Stored records
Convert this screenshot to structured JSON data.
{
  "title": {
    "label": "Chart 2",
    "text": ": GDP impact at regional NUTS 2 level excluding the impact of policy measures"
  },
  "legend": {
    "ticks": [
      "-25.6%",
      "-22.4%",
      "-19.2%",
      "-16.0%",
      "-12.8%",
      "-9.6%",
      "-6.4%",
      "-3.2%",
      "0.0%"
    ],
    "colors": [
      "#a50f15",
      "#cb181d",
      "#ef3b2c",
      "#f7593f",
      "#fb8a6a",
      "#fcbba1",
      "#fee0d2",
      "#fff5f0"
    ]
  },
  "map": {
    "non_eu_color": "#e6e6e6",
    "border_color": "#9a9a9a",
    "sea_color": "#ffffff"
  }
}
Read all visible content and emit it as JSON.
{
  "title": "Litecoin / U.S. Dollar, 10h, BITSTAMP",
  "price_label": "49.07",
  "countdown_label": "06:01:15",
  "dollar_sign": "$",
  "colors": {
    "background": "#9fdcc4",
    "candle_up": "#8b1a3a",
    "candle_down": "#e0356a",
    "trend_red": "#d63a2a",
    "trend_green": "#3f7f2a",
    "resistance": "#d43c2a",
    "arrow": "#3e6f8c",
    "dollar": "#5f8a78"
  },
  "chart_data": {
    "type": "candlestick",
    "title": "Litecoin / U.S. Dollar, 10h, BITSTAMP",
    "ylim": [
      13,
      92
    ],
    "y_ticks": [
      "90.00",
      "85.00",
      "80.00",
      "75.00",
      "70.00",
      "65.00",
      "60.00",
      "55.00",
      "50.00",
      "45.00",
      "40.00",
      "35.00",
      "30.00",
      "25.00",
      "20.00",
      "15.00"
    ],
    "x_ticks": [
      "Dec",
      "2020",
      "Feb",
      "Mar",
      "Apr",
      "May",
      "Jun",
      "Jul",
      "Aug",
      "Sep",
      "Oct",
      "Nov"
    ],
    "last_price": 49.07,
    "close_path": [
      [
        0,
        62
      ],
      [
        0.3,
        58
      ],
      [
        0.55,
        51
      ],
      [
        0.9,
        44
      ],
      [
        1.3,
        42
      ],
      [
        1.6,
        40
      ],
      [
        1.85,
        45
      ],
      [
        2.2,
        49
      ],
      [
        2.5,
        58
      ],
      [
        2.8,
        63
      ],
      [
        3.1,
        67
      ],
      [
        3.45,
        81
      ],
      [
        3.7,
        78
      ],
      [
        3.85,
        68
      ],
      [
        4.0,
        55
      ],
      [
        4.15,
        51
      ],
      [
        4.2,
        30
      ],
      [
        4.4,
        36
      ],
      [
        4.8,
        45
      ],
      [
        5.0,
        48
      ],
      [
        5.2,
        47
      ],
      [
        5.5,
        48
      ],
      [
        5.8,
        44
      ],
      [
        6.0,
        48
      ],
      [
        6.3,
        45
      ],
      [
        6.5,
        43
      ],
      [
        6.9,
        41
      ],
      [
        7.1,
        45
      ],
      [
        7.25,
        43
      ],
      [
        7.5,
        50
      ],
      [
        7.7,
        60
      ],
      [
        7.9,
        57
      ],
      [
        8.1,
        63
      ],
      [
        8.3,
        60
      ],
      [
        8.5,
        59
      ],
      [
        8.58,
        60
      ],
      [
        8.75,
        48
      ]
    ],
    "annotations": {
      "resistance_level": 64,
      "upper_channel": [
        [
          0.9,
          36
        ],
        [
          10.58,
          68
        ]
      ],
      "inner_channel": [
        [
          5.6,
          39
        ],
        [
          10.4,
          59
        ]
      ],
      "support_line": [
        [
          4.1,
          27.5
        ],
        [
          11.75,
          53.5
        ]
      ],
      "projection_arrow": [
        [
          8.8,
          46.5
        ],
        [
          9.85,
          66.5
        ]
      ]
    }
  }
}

Problem requirements
Copy out each line exactly.

Written response
Convert this screenshot to structured JSON data.
{
  "title": {
    "label": "Chart 2",
    "text": ": GDP impact at regional NUTS 2 level excluding the impact of policy measures"
  },
  "legend": {
    "ticks": [
      "-25.6%",
      "-22.4%",
      "-19.2%",
      "-16.0%",
      "-12.8%",
      "-9.6%",
      "-6.4%",
      "-3.2%",
      "0.0%"
    ],
    "colors": [
      "#a50f15",
      "#cb181d",
      "#ef3b2c",
      "#f7593f",
      "#fb8a6a",
      "#fcbba1",
      "#fee0d2",
      "#fff5f0"
    ]
  },
  "map": {
    "non_eu_color": "#e6e6e6",
    "border_color": "#9a9a9a",
    "sea_color": "#ffffff"
  }
}
Read all visible content and emit it as JSON.
{
  "title": "Litecoin / U.S. Dollar, 10h, BITSTAMP",
  "price_label": "49.07",
  "countdown_label": "06:01:15",
  "dollar_sign": "$",
  "colors": {
    "background": "#9fdcc4",
    "candle_up": "#8b1a3a",
    "candle_down": "#e0356a",
    "trend_red": "#d63a2a",
    "trend_green": "#3f7f2a",
    "resistance": "#d43c2a",
    "arrow": "#3e6f8c",
    "dollar": "#5f8a78"
  },
  "chart_data": {
    "type": "candlestick",
    "title": "Litecoin / U.S. Dollar, 10h, BITSTAMP",
    "ylim": [
      13,
      92
    ],
    "y_ticks": [
      "90.00",
      "85.00",
      "80.00",
      "75.00",
      "70.00",
      "65.00",
      "60.00",
      "55.00",
      "50.00",
      "45.00",
      "40.00",
      "35.00",
      "30.00",
      "25.00",
      "20.00",
      "15.00"
    ],
    "x_ticks": [
      "Dec",
      "2020",
      "Feb",
      "Mar",
      "Apr",
      "May",
      "Jun",
      "Jul",
      "Aug",
      "Sep",
      "Oct",
      "Nov"
    ],
    "last_price": 49.07,
    "close_path": [
      [
        0,
        62
      ],
      [
        0.3,
        58
      ],
      [
        0.55,
        51
      ],
      [
        0.9,
        44
      ],
      [
        1.3,
        42
      ],
      [
        1.6,
        40
      ],
      [
        1.85,
        45
      ],
      [
        2.2,
        49
      ],
      [
        2.5,
        58
      ],
      [
        2.8,
        63
      ],
      [
        3.1,
        67
      ],
      [
        3.45,
        81
      ],
      [
        3.7,
        78
      ],
      [
        3.85,
        68
      ],
      [
        4.0,
        55
      ],
      [
        4.15,
        51
      ],
      [
        4.2,
        30
      ],
      [
        4.4,
        36
      ],
      [
        4.8,
        45
      ],
      [
        5.0,
        48
      ],
      [
        5.2,
        47
      ],
      [
        5.5,
        48
      ],
      [
        5.8,
        44
      ],
      [
        6.0,
        48
      ],
      [
        6.3,
        45
      ],
      [
        6.5,
        43
      ],
      [
        6.9,
        41
      ],
      [
        7.1,
        45
      ],
      [
        7.25,
        43
      ],
      [
        7.5,
        50
      ],
      [
        7.7,
        60
      ],
      [
        7.9,
        57
      ],
      [
        8.1,
        63
      ],
      [
        8.3,
        60
      ],
      [
        8.5,
        59
      ],
      [
        8.58,
        60
      ],
      [
        8.75,
        48
      ]
    ],
    "annotations": {
      "resistance_level": 64,
      "upper_channel": [
        [
          0.9,
          36
        ],
        [
          10.58,
          68
        ]
      ],
      "inner_channel": [
        [
          5.6,
          39
        ],
        [
          10.4,
          59
        ]
      ],
      "support_line": [
        [
          4.1,
          27.5
        ],
        [
          11.75,
          53.5
        ]
      ],
      "projection_arrow": [
        [
          8.8,
          46.5
        ],
        [
          9.85,
          66.5
        ]
      ]
    }
  }
}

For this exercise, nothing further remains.